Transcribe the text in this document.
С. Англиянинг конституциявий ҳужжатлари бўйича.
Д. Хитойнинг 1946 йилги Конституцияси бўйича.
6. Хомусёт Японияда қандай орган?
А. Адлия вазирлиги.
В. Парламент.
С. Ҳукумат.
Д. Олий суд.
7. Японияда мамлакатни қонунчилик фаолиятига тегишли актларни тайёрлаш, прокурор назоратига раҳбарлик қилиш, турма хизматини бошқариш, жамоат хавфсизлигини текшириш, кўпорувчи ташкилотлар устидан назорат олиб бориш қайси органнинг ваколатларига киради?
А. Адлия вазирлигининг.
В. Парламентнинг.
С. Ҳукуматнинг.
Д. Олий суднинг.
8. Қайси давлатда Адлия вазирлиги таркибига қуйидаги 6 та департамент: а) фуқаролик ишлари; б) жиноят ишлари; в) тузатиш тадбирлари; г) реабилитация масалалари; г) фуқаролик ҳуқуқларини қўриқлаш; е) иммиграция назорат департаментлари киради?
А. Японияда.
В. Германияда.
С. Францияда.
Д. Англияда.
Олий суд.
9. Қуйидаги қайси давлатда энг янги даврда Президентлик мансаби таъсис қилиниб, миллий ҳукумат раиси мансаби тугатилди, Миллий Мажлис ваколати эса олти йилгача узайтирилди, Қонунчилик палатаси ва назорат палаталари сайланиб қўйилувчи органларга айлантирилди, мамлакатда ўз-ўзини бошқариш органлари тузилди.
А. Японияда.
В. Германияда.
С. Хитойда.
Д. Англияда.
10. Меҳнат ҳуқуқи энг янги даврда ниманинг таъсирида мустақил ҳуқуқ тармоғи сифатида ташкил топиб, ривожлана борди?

## [WRITTEN TASK]
Show the lines of the records that include the string "Адлия".

## [EXERCISE SOLUTION]
А. Адлия вазирлиги.
А. Адлия вазирлигининг.
8. Қайси давлатда Адлия вазирлиги таркибига қуйидаги 6 та департамент: а) фуқаролик ишлари; б) жиноят ишлари; в) тузатиш тадбирлари; г) реабилитация масалалари; г) фуқаролик ҳуқуқларини қўриқлаш; е) иммиграция назорат департаментлари киради?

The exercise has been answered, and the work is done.